:: EXERCISE INPUT ::

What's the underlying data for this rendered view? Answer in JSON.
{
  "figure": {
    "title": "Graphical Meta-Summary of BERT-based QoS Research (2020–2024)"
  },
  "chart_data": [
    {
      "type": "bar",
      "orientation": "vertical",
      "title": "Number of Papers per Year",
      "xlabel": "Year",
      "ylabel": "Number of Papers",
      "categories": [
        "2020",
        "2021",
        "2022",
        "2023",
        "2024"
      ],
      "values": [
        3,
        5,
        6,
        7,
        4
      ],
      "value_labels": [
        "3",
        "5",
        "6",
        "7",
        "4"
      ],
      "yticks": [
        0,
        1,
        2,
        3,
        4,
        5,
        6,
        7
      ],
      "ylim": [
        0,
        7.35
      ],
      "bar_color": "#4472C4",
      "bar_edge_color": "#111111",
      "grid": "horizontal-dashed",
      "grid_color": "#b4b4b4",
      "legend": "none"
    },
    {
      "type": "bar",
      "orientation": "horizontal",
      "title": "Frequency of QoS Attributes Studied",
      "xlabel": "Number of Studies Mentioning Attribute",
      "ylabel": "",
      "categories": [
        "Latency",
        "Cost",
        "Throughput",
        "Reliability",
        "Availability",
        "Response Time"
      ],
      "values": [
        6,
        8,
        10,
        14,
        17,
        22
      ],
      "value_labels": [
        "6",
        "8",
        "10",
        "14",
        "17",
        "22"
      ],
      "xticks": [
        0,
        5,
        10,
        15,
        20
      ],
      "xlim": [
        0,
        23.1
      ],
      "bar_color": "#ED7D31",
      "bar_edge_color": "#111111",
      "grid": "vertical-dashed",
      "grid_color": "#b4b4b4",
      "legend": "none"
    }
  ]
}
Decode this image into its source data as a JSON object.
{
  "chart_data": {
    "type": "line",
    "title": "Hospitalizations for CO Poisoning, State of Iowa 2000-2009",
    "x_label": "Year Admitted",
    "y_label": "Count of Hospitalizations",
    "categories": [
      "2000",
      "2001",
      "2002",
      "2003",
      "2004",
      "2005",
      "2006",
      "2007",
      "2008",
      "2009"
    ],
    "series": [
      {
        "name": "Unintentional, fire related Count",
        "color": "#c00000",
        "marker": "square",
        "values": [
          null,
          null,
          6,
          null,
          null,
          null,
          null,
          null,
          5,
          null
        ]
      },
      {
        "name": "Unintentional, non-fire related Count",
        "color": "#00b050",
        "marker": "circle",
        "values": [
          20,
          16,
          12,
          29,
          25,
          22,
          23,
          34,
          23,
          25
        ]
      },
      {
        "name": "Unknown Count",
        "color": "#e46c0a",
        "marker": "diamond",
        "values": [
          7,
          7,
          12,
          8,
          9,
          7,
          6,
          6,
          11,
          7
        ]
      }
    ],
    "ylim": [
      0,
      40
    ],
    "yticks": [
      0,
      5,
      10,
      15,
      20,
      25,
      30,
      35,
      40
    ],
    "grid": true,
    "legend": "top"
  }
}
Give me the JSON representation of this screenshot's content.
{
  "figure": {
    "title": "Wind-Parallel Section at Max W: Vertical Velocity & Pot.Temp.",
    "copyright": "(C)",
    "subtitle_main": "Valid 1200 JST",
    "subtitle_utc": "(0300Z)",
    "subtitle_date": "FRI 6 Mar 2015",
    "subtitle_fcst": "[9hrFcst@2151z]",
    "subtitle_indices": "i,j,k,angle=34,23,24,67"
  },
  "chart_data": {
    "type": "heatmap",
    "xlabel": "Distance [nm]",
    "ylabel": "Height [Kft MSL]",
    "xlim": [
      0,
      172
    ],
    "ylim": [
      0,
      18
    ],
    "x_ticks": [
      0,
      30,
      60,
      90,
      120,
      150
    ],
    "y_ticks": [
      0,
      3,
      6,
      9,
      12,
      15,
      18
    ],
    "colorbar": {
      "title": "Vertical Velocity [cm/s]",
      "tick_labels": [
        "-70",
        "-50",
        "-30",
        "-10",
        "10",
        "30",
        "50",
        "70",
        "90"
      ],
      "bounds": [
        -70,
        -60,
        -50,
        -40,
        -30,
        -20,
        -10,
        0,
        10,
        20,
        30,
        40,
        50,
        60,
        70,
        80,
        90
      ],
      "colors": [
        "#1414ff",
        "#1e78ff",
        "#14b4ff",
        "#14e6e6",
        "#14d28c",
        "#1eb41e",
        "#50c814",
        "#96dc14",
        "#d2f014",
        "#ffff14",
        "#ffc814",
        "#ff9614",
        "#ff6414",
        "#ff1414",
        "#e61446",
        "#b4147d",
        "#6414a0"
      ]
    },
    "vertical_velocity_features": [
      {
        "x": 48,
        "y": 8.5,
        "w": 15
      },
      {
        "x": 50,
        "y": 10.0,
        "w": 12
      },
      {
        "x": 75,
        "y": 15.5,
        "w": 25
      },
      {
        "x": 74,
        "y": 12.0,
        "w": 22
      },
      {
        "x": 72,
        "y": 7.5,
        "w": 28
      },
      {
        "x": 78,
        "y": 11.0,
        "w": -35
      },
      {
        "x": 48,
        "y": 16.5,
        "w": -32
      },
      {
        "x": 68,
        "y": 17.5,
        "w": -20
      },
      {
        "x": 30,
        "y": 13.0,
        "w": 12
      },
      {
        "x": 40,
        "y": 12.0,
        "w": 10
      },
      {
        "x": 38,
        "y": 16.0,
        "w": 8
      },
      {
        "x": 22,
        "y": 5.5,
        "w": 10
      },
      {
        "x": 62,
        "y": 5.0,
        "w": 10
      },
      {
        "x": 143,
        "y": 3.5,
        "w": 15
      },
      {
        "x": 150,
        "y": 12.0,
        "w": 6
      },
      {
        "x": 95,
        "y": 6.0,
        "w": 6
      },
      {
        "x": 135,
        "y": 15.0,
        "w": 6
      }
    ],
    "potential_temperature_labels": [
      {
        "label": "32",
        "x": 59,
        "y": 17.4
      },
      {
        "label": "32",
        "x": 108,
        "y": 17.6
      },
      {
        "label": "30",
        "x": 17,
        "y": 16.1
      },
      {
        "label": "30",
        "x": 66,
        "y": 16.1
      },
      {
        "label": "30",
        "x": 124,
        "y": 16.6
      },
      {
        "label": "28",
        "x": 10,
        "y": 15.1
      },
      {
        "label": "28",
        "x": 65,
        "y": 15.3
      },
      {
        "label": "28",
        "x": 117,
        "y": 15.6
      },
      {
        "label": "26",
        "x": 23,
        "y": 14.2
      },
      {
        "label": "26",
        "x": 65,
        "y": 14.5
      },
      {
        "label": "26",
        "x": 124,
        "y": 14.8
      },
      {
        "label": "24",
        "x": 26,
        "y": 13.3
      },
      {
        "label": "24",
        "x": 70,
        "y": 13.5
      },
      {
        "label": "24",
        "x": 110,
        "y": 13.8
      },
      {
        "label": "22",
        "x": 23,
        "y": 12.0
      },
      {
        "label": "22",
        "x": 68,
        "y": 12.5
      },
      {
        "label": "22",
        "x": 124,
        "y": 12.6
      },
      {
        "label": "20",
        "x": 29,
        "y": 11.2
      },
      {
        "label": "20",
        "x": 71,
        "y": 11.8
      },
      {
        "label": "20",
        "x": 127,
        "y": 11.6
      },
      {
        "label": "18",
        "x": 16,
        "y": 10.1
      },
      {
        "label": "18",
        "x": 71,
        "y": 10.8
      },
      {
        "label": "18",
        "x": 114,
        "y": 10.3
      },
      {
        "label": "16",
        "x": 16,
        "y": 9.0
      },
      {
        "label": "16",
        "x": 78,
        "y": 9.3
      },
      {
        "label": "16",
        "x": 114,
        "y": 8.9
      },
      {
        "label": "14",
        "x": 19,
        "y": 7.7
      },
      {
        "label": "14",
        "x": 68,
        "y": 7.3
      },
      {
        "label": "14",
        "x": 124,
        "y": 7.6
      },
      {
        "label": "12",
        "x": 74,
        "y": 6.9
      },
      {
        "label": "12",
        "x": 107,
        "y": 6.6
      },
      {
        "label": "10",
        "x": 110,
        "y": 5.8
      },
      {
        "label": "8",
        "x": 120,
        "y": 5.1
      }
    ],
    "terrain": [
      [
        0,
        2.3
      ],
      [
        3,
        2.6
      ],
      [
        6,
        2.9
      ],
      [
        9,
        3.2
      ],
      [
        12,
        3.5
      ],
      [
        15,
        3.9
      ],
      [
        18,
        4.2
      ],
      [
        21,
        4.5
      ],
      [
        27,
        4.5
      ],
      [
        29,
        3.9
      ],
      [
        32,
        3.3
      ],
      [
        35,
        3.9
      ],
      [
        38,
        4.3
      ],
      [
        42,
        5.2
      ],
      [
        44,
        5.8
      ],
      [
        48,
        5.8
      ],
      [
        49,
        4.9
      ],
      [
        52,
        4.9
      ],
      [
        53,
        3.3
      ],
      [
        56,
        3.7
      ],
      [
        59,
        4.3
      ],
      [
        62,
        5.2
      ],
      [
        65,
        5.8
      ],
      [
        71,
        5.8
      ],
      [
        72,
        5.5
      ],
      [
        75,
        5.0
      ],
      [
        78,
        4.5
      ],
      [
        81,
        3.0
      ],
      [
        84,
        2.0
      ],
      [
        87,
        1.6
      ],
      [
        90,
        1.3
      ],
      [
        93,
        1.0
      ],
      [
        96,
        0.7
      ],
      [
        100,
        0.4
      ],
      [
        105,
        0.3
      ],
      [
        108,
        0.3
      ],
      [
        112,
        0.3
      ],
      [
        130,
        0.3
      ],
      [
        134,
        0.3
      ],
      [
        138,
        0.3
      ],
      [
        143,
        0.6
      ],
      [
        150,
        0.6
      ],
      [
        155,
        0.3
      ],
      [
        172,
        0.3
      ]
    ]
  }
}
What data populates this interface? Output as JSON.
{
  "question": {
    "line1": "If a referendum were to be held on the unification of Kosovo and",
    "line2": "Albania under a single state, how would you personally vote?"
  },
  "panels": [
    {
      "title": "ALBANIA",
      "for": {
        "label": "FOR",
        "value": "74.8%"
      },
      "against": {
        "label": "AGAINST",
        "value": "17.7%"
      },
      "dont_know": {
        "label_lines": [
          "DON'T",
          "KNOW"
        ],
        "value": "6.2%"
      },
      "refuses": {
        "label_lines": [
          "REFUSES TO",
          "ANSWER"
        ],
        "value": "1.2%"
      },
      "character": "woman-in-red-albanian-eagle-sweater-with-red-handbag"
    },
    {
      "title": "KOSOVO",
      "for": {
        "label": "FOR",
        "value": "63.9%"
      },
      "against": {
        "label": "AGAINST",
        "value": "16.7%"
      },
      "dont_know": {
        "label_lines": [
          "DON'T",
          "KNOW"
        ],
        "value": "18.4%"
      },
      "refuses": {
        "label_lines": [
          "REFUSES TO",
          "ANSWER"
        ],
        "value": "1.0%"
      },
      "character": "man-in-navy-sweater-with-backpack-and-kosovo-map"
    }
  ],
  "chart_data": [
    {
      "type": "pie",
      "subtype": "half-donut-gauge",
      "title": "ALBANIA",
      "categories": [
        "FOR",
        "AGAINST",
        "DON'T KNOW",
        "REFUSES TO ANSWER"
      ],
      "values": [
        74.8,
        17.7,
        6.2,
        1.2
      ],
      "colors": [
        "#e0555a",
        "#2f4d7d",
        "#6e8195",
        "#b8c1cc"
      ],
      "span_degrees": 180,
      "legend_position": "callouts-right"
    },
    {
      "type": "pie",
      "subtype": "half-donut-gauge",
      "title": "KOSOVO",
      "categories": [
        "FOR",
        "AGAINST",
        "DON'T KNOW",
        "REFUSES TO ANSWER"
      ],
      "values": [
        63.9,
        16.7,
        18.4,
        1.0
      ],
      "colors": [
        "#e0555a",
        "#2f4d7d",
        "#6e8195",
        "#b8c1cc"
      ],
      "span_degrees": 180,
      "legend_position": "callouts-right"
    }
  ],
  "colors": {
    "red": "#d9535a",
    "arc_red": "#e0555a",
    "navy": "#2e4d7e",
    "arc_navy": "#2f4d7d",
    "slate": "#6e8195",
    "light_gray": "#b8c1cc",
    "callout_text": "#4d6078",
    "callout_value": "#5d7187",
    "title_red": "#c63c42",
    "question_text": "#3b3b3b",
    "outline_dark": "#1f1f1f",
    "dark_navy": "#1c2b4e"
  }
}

:::

■ **TASK STATEMENT**
Identify lines with the string "sweater". Copy each one.

■ **RESULT OF THIS TASK**
      "character": "woman-in-red-albanian-eagle-sweater-with-red-handbag"
      "character": "man-in-navy-sweater-with-backpack-and-kosovo-map"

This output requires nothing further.